### What you will do
Copy out each line of the data that holds the word "text".

### Data shown ###

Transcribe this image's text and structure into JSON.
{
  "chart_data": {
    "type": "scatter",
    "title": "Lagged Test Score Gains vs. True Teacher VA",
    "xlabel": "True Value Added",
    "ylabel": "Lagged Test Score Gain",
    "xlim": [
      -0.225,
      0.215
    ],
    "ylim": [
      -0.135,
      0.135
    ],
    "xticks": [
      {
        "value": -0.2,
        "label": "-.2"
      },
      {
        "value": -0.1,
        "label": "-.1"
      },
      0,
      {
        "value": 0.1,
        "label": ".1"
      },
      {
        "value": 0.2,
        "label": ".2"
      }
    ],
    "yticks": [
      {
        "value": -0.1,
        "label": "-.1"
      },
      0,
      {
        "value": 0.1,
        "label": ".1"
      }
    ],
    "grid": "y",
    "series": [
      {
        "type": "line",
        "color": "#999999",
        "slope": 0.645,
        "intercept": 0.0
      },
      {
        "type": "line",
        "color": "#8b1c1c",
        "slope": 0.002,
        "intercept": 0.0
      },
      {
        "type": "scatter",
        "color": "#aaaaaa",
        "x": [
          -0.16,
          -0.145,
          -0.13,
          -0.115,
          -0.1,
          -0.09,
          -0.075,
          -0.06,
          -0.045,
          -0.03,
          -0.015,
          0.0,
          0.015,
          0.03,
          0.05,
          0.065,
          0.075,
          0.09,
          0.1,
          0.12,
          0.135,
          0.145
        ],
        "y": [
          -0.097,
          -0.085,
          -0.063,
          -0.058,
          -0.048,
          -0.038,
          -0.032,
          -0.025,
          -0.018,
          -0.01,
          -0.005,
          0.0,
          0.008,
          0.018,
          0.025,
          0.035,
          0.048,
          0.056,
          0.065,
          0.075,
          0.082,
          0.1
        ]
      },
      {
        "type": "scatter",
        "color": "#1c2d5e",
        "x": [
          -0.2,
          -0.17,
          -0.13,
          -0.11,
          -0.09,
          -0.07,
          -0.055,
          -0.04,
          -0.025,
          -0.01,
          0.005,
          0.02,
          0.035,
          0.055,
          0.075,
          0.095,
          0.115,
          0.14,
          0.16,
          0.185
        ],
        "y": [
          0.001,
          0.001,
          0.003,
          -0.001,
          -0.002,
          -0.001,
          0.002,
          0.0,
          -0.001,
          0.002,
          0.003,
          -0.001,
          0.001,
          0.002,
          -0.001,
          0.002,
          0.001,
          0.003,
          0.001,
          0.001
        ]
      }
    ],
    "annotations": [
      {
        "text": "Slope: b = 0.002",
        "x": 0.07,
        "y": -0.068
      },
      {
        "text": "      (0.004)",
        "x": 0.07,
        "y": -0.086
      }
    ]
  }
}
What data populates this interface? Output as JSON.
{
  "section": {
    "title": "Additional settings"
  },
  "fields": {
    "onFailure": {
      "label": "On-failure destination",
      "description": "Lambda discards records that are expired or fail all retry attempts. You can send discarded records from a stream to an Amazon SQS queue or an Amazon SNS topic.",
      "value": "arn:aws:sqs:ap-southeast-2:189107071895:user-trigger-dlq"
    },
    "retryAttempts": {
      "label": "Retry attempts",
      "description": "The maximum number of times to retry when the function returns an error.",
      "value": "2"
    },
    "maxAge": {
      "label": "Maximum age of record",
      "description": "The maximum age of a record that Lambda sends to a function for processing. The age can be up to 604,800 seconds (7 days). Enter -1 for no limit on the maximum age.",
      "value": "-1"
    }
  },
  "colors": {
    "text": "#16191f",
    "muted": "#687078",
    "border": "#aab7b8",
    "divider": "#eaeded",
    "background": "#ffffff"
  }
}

###
### Data shown ###

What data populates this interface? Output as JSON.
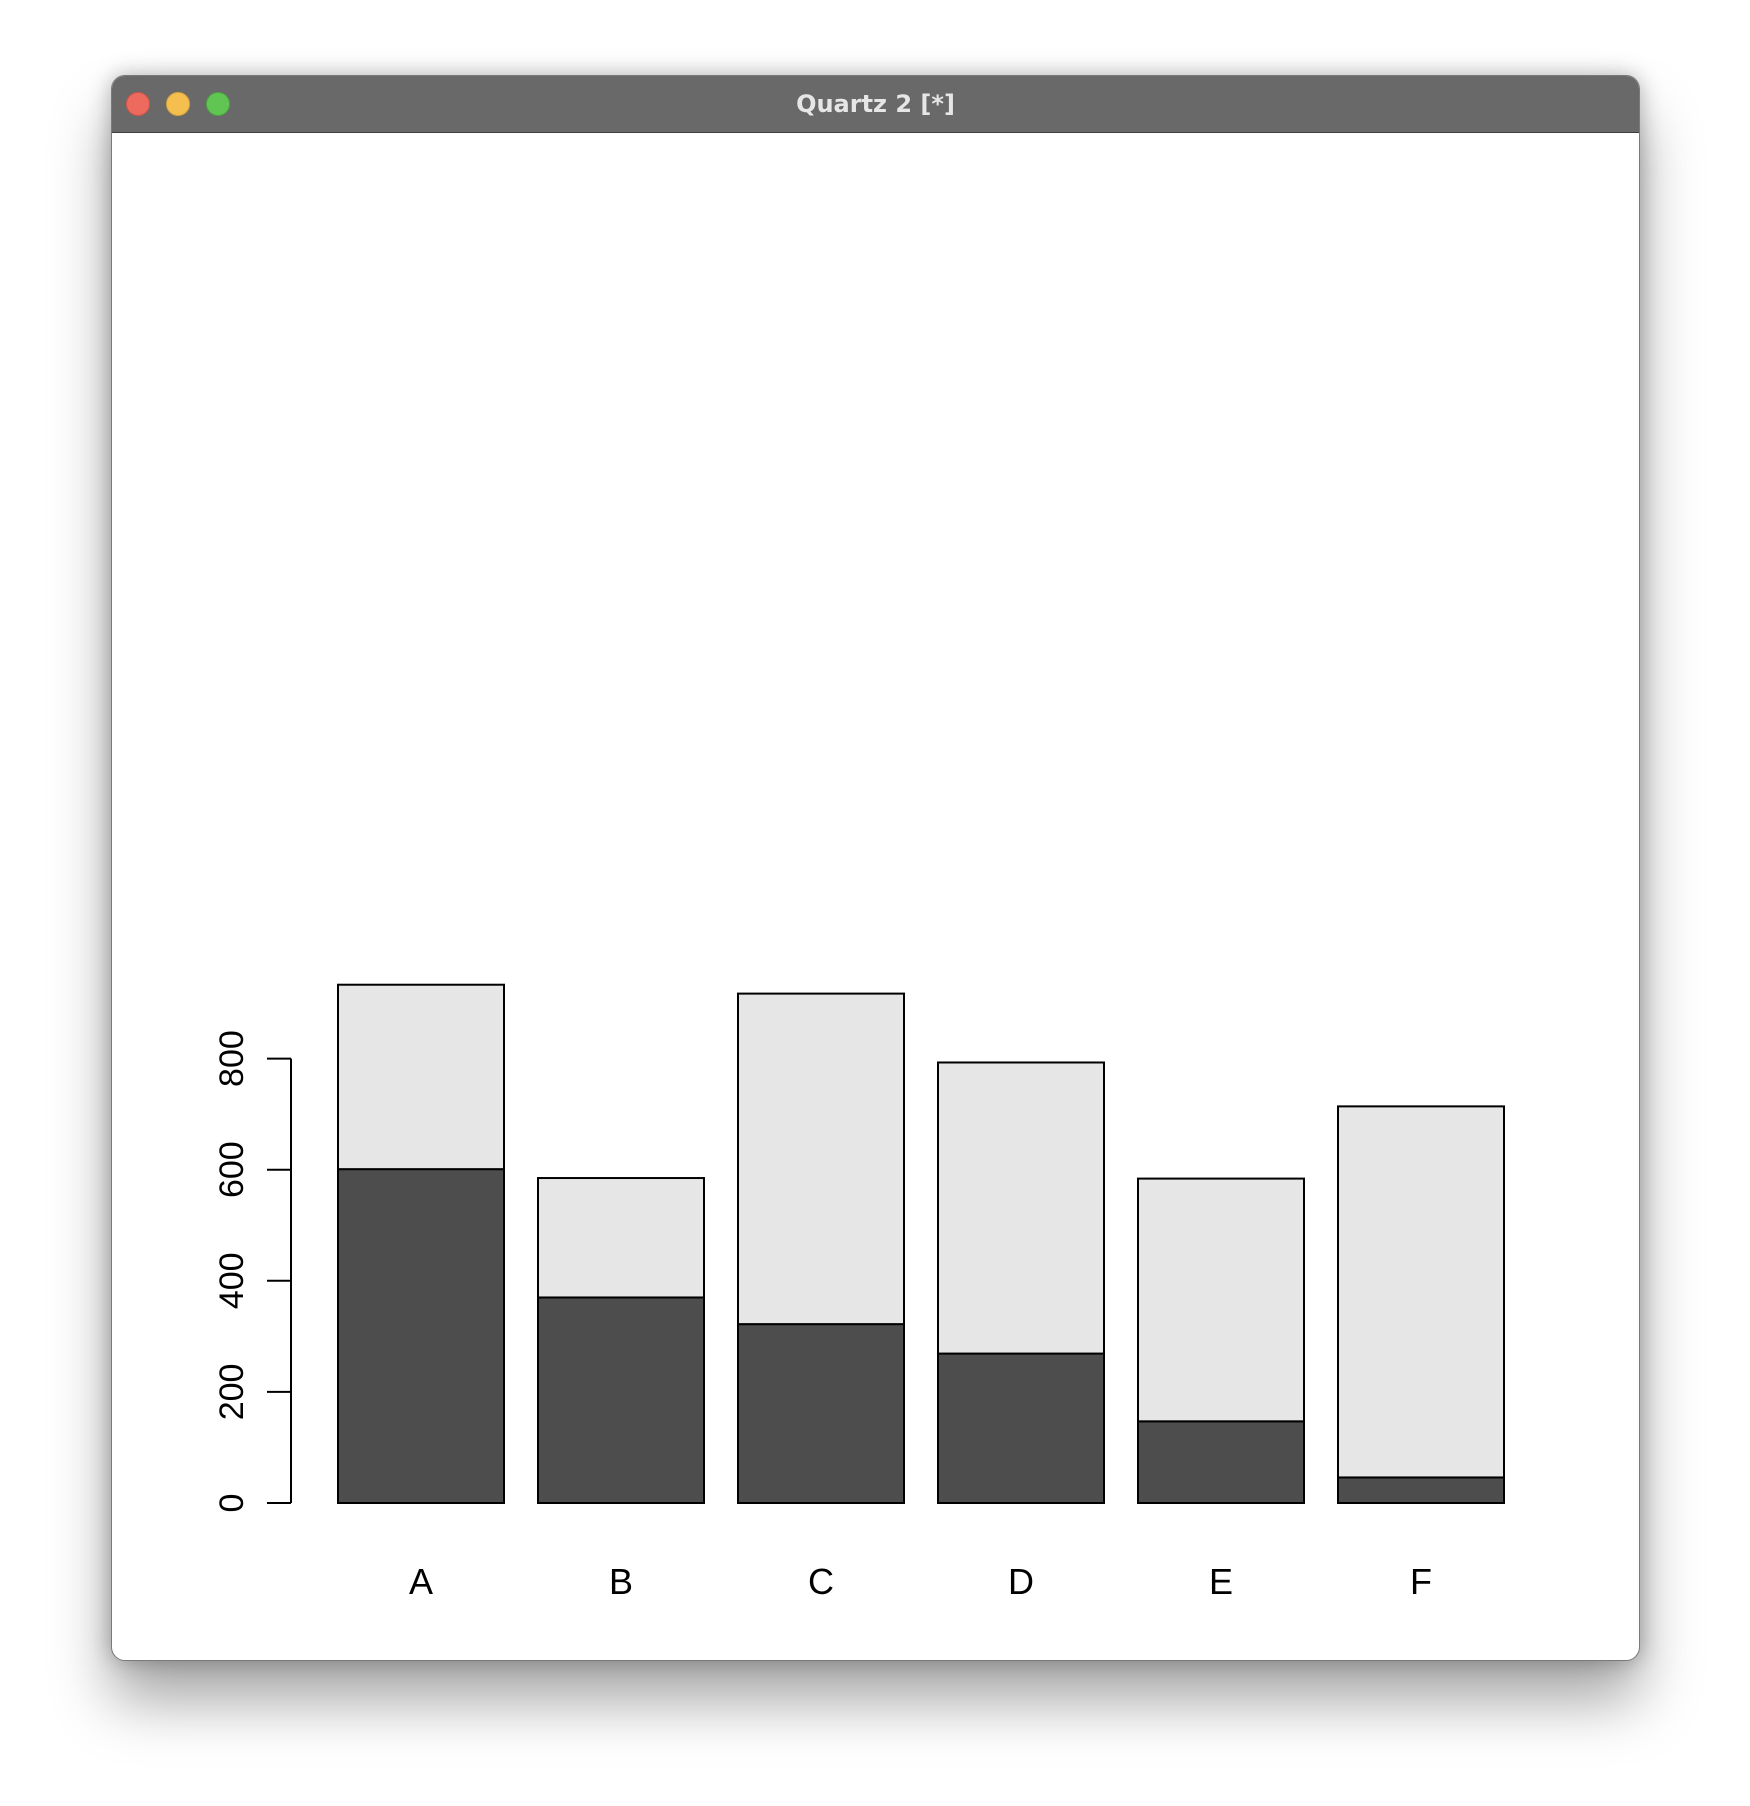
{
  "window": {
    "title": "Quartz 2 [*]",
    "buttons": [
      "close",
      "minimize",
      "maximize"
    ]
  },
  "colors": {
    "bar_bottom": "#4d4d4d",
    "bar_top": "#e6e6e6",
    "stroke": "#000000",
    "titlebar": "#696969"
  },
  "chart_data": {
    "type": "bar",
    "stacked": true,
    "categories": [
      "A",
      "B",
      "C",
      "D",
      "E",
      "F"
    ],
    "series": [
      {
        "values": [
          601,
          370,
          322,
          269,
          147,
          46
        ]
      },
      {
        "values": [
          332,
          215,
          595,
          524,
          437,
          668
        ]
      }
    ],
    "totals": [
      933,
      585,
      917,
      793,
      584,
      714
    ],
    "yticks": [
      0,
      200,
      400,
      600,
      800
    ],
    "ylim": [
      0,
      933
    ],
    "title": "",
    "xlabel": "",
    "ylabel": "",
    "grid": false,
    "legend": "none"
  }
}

###

### Solved problem
Transcribe this image's text and structure into JSON.
        "text": "Slope: b = 0.002",
        "text": "      (0.004)",
    "text": "#16191f",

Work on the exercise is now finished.